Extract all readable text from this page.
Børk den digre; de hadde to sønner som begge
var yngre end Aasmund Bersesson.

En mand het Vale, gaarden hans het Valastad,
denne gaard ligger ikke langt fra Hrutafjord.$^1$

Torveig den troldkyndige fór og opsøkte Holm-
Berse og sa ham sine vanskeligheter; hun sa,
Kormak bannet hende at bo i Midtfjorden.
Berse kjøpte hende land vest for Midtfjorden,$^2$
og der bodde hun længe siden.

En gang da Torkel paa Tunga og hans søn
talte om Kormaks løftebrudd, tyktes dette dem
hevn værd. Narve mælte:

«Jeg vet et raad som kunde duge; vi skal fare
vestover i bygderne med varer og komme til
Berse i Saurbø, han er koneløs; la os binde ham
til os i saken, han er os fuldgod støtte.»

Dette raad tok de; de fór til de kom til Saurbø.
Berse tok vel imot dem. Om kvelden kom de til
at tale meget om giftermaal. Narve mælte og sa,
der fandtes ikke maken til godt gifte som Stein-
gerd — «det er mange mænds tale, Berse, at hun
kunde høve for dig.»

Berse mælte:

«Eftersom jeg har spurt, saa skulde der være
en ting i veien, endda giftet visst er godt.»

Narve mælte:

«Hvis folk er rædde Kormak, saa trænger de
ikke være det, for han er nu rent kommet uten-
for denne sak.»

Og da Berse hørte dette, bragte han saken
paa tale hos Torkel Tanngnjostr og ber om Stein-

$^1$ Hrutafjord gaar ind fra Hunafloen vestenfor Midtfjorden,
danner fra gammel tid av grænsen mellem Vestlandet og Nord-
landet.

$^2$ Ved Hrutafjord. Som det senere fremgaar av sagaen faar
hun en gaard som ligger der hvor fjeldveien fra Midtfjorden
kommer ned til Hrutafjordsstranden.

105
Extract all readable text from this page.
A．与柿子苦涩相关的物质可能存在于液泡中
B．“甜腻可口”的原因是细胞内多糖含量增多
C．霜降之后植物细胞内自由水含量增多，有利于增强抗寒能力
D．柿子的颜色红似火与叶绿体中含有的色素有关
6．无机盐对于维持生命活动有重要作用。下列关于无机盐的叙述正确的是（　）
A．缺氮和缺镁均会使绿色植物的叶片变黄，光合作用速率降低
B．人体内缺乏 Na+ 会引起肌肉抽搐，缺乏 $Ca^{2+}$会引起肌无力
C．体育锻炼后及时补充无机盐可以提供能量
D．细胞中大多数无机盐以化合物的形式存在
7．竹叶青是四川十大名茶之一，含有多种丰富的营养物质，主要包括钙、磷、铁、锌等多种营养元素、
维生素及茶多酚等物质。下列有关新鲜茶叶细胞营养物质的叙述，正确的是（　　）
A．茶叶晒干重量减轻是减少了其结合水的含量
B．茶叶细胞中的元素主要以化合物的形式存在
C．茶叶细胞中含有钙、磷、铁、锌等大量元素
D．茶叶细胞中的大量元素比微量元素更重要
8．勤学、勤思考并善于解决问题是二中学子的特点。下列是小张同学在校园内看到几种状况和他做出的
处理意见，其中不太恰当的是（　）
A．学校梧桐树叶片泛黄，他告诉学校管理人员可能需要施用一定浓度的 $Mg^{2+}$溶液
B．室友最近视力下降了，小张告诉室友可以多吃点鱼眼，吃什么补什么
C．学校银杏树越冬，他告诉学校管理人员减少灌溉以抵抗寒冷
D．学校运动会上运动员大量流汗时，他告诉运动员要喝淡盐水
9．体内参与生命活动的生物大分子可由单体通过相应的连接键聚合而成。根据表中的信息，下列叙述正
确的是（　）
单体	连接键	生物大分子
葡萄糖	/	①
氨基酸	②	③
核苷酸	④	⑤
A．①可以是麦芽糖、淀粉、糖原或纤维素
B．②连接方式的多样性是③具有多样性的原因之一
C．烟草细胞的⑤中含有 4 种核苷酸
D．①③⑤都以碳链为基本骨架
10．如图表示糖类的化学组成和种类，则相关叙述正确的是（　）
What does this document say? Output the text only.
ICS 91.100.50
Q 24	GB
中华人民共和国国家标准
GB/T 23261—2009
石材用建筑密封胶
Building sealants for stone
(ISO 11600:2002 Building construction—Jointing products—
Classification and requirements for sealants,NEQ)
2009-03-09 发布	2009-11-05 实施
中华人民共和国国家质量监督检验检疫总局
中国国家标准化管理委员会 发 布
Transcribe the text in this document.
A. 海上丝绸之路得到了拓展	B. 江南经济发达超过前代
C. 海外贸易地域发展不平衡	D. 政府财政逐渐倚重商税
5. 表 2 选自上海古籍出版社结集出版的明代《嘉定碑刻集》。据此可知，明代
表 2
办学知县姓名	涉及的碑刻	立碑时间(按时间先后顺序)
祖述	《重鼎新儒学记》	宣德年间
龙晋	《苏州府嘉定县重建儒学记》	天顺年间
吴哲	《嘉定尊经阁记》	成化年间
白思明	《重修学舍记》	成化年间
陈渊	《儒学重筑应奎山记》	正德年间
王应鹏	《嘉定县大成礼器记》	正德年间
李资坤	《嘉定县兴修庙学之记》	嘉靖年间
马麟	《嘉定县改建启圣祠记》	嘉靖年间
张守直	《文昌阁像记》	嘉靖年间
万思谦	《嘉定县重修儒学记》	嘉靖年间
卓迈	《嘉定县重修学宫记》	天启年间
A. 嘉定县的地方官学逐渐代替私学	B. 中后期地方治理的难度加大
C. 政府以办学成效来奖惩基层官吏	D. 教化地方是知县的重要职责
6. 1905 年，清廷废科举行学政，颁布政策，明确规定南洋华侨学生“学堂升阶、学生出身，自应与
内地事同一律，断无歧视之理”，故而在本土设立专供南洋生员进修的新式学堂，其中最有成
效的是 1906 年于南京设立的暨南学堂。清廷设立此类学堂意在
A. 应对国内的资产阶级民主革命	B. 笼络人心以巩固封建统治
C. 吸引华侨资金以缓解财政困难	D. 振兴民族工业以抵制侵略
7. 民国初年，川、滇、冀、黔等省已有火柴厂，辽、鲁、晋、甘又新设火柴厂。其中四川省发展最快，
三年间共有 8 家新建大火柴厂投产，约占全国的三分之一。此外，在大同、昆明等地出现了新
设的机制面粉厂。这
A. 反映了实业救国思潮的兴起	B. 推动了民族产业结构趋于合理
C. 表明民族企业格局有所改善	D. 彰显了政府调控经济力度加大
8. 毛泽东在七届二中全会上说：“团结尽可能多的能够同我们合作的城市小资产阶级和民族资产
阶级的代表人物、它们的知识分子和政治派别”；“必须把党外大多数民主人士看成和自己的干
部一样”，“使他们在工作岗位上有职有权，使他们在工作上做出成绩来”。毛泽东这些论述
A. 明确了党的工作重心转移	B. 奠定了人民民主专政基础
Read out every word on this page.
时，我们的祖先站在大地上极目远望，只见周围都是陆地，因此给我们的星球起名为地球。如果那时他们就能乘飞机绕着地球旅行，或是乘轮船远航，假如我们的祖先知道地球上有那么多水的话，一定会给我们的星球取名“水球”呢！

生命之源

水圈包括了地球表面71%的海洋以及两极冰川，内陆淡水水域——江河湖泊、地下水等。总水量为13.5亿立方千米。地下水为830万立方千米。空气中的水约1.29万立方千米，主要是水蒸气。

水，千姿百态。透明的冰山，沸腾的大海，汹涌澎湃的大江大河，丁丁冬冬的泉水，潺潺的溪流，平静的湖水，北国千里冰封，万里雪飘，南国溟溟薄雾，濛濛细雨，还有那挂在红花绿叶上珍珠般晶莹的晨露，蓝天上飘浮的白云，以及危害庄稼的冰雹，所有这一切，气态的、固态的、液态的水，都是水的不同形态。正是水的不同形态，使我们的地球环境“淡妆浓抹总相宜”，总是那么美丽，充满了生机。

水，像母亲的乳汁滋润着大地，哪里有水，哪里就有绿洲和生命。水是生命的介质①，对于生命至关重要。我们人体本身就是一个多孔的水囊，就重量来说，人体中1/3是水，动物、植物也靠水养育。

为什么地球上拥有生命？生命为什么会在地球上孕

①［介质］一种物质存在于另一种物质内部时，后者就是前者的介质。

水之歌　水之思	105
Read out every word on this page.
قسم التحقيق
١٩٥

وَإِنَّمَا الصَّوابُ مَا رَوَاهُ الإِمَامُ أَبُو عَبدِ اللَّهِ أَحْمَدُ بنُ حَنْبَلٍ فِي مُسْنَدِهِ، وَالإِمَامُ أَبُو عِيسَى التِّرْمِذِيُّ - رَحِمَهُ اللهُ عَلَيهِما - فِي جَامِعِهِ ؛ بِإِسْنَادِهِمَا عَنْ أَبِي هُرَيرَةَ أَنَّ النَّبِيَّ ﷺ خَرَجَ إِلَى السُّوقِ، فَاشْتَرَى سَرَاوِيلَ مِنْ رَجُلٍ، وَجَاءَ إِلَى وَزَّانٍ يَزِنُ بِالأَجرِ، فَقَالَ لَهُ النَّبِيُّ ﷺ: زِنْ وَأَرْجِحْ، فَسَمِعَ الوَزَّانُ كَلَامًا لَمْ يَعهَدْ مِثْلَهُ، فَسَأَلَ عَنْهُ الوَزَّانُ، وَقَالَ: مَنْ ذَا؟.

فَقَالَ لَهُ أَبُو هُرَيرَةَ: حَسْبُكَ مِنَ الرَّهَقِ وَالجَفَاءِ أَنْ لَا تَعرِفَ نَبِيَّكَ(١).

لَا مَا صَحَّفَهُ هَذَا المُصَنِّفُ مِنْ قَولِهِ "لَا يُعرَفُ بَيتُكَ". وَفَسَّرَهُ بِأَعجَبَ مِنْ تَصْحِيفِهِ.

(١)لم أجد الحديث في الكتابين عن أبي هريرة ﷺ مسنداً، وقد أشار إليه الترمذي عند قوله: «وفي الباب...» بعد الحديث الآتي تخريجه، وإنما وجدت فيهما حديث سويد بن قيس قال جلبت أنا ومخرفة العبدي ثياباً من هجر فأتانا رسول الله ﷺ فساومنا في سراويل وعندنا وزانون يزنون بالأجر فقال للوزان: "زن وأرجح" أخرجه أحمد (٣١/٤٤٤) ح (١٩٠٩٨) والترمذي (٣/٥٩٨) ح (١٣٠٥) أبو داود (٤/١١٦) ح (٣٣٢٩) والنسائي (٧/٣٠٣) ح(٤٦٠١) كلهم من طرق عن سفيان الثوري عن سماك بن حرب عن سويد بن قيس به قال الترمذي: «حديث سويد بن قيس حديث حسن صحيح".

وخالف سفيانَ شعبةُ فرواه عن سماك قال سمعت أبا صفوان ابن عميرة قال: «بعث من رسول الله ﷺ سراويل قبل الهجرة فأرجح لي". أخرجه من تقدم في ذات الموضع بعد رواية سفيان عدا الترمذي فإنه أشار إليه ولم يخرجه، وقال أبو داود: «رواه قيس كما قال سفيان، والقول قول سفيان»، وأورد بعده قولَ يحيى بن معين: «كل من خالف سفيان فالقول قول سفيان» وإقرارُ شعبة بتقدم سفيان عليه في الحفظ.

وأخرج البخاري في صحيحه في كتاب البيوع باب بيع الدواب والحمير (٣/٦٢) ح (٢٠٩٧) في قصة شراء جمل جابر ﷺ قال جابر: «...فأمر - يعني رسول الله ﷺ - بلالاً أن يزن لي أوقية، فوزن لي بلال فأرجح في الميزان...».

══════════════════════════════

- WHAT THE TASK REQUIRES: Your answer should be a single number: the count of lines in these records that hold the string "sealants".

- ANSWER TO THE TASK: 2